■ Stored data ■
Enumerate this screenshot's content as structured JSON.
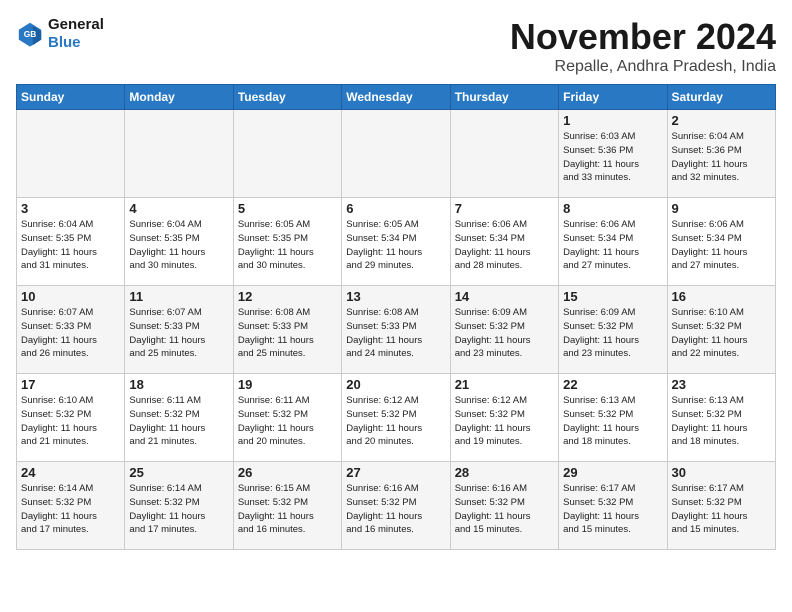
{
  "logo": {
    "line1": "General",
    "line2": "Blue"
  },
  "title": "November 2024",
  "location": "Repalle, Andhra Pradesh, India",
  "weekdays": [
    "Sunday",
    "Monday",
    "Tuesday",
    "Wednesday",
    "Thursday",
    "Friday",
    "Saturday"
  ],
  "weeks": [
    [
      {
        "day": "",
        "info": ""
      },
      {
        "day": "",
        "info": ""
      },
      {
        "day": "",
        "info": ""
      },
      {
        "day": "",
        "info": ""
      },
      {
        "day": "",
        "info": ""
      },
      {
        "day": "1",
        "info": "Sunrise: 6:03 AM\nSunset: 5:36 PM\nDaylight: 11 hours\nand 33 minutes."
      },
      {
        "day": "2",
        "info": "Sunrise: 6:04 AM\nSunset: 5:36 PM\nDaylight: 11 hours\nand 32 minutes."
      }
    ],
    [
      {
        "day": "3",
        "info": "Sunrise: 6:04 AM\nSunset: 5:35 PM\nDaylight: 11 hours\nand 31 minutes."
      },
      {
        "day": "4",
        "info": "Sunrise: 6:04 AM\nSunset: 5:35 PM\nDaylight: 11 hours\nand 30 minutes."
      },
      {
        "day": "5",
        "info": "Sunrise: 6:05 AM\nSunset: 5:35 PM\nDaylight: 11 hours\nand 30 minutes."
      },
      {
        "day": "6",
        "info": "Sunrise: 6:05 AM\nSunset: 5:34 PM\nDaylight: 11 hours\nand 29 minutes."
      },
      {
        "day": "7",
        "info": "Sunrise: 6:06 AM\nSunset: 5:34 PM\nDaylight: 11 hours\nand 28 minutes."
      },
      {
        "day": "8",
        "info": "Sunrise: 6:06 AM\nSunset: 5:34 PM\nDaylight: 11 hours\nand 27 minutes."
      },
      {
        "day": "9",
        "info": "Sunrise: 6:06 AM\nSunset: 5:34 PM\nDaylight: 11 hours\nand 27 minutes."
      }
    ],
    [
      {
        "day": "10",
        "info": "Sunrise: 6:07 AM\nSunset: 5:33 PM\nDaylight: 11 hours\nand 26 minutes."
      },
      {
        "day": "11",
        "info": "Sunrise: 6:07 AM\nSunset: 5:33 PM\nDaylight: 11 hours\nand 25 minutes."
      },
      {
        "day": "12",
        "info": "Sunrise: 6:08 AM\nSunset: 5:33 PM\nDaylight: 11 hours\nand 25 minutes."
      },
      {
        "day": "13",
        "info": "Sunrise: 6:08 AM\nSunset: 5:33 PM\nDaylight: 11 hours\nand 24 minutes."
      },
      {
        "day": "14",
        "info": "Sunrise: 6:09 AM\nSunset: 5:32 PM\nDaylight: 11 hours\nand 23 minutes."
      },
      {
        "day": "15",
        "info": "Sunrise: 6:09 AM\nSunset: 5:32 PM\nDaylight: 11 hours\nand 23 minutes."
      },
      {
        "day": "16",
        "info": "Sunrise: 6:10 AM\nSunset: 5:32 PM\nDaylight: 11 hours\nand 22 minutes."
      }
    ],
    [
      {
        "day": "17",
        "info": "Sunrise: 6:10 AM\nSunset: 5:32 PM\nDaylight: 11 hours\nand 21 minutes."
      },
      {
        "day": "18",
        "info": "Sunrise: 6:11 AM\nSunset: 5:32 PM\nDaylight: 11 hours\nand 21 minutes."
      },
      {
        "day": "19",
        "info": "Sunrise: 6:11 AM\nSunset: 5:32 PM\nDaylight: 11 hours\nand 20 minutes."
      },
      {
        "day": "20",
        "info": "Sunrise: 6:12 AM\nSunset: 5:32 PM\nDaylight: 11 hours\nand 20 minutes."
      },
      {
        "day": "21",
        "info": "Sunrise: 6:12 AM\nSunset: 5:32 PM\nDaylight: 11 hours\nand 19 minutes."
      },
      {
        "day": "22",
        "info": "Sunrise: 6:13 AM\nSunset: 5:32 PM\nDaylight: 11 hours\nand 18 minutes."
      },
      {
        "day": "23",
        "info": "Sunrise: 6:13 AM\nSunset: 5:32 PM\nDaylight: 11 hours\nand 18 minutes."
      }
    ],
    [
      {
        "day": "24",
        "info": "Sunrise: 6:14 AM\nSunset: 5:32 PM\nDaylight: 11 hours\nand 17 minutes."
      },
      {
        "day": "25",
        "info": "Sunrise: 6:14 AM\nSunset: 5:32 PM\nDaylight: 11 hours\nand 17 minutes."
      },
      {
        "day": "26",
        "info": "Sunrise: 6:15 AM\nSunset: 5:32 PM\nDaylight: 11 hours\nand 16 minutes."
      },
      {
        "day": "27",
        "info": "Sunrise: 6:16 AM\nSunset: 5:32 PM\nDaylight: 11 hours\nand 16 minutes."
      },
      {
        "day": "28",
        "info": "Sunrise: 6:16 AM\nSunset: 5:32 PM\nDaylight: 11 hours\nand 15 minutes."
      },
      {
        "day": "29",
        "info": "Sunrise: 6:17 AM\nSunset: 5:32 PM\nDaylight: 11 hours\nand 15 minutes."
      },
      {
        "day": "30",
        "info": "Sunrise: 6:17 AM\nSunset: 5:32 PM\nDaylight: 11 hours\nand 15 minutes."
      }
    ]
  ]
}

...

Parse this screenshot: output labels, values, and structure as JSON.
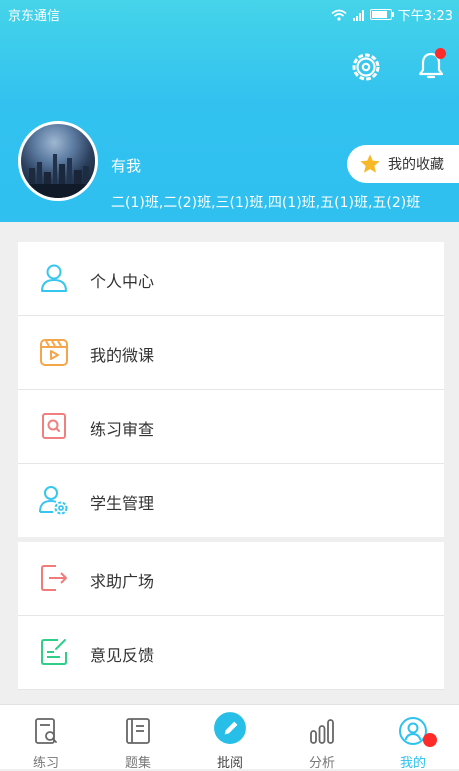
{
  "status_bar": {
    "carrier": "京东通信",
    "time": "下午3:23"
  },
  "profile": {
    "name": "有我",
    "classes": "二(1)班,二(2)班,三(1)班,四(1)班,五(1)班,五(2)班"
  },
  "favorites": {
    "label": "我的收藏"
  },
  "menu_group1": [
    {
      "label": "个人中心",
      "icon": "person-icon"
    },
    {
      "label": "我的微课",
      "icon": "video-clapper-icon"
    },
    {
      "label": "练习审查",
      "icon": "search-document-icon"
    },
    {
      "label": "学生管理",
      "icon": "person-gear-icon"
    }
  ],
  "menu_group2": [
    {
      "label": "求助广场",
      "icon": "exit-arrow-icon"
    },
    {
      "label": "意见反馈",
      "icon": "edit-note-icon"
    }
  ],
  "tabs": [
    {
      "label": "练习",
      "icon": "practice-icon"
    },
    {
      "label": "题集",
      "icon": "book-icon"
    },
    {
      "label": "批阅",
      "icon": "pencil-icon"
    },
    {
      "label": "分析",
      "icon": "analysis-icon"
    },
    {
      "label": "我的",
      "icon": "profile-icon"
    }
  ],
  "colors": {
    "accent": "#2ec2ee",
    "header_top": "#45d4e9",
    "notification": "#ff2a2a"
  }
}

■ Direction ■
Reply with nothing but the number of lines that contain the word "icon".

■ Written solution ■
11